■ To be done ■
Copy out each line exactly; pictures stay out of the copy.

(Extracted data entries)

"""

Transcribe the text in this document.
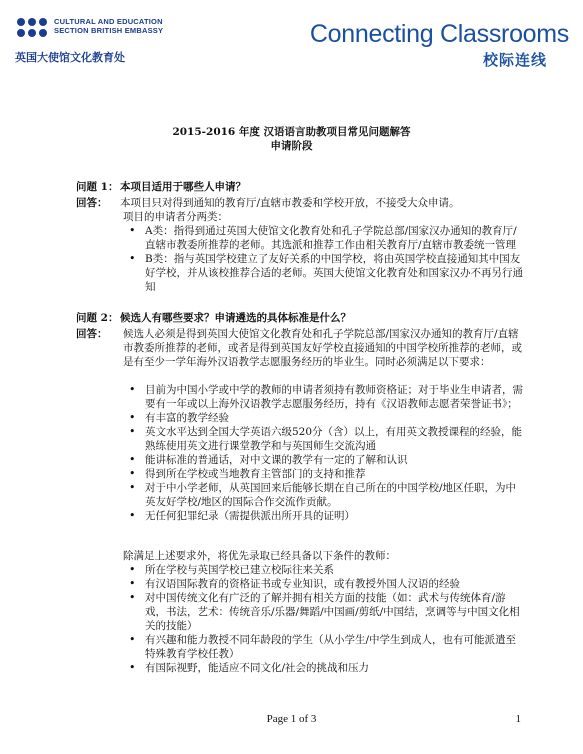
CULTURAL AND EDUCATION SECTION BRITISH EMBASSY
英国大使馆文化教育处
Connecting Classrooms
校际连线

2015-2016 年度 汉语语言助教项目常见问题解答

申请阶段

问题 1： 本项目适用于哪些人申请？
回答： 本项目只对得到通知的教育厅/直辖市教委和学校开放，不接受大众申请。

项目的申请者分两类：

• A类：指得到通过英国大使馆文化教育处和孔子学院总部/国家汉办通知的教育厅/直辖市教委所推荐的老师。其选派和推荐工作由相关教育厅/直辖市教委统一管理
• B类：指与英国学校建立了友好关系的中国学校，将由英国学校直接通知其中国友好学校，并从该校推荐合适的老师。英国大使馆文化教育处和国家汉办不再另行通知
问题 2： 候选人有哪些要求？申请遴选的具体标准是什么？
回答： 候选人必须是得到英国大使馆文化教育处和孔子学院总部/国家汉办通知的教育厅/直辖市教委所推荐的老师，或者是得到英国友好学校直接通知的中国学校所推荐的老师，或是有至少一学年海外汉语教学志愿服务经历的毕业生。同时必须满足以下要求：
• 目前为中国小学或中学的教师的申请者须持有教师资格证；对于毕业生申请者，需要有一年或以上海外汉语教学志愿服务经历，持有《汉语教师志愿者荣誉证书》；
• 有丰富的教学经验
• 英文水平达到全国大学英语六级520分（含）以上，有用英文教授课程的经验，能熟练使用英文进行课堂教学和与英国师生交流沟通
• 能讲标准的普通话，对中文课的教学有一定的了解和认识
• 得到所在学校或当地教育主管部门的支持和推荐
• 对于中小学老师，从英国回来后能够长期在自己所在的中国学校/地区任职，为中英友好学校/地区的国际合作交流作贡献。
• 无任何犯罪纪录（需提供派出所开具的证明）

除满足上述要求外，将优先录取已经具备以下条件的教师：

• 所在学校与英国学校已建立校际往来关系
• 有汉语国际教育的资格证书或专业知识，或有教授外国人汉语的经验
• 对中国传统文化有广泛的了解并拥有相关方面的技能（如：武术与传统体育/游戏，书法，艺术：传统音乐/乐器/舞蹈/中国画/剪纸/中国结，烹调等与中国文化相关的技能）
• 有兴趣和能力教授不同年龄段的学生（从小学生/中学生到成人，也有可能派遣至特殊教育学校任教）
• 有国际视野，能适应不同文化/社会的挑战和压力
Page 1 of 3	1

"""

■ Solution ■
Transcribe the text in this document.
CULTURAL AND EDUCATION SECTION BRITISH EMBASSY
英国大使馆文化教育处
Connecting Classrooms
校际连线

2015-2016 年度 汉语语言助教项目常见问题解答

申请阶段

问题 1： 本项目适用于哪些人申请？
回答： 本项目只对得到通知的教育厅/直辖市教委和学校开放，不接受大众申请。

项目的申请者分两类：

• A类：指得到通过英国大使馆文化教育处和孔子学院总部/国家汉办通知的教育厅/直辖市教委所推荐的老师。其选派和推荐工作由相关教育厅/直辖市教委统一管理
• B类：指与英国学校建立了友好关系的中国学校，将由英国学校直接通知其中国友好学校，并从该校推荐合适的老师。英国大使馆文化教育处和国家汉办不再另行通知
问题 2： 候选人有哪些要求？申请遴选的具体标准是什么？
回答： 候选人必须是得到英国大使馆文化教育处和孔子学院总部/国家汉办通知的教育厅/直辖市教委所推荐的老师，或者是得到英国友好学校直接通知的中国学校所推荐的老师，或是有至少一学年海外汉语教学志愿服务经历的毕业生。同时必须满足以下要求：
• 目前为中国小学或中学的教师的申请者须持有教师资格证；对于毕业生申请者，需要有一年或以上海外汉语教学志愿服务经历，持有《汉语教师志愿者荣誉证书》；
• 有丰富的教学经验
• 英文水平达到全国大学英语六级520分（含）以上，有用英文教授课程的经验，能熟练使用英文进行课堂教学和与英国师生交流沟通
• 能讲标准的普通话，对中文课的教学有一定的了解和认识
• 得到所在学校或当地教育主管部门的支持和推荐
• 对于中小学老师，从英国回来后能够长期在自己所在的中国学校/地区任职，为中英友好学校/地区的国际合作交流作贡献。
• 无任何犯罪纪录（需提供派出所开具的证明）

除满足上述要求外，将优先录取已经具备以下条件的教师：

• 所在学校与英国学校已建立校际往来关系
• 有汉语国际教育的资格证书或专业知识，或有教授外国人汉语的经验
• 对中国传统文化有广泛的了解并拥有相关方面的技能（如：武术与传统体育/游戏，书法，艺术：传统音乐/乐器/舞蹈/中国画/剪纸/中国结，烹调等与中国文化相关的技能）
• 有兴趣和能力教授不同年龄段的学生（从小学生/中学生到成人，也有可能派遣至特殊教育学校任教）
• 有国际视野，能适应不同文化/社会的挑战和压力
Page 1 of 3	1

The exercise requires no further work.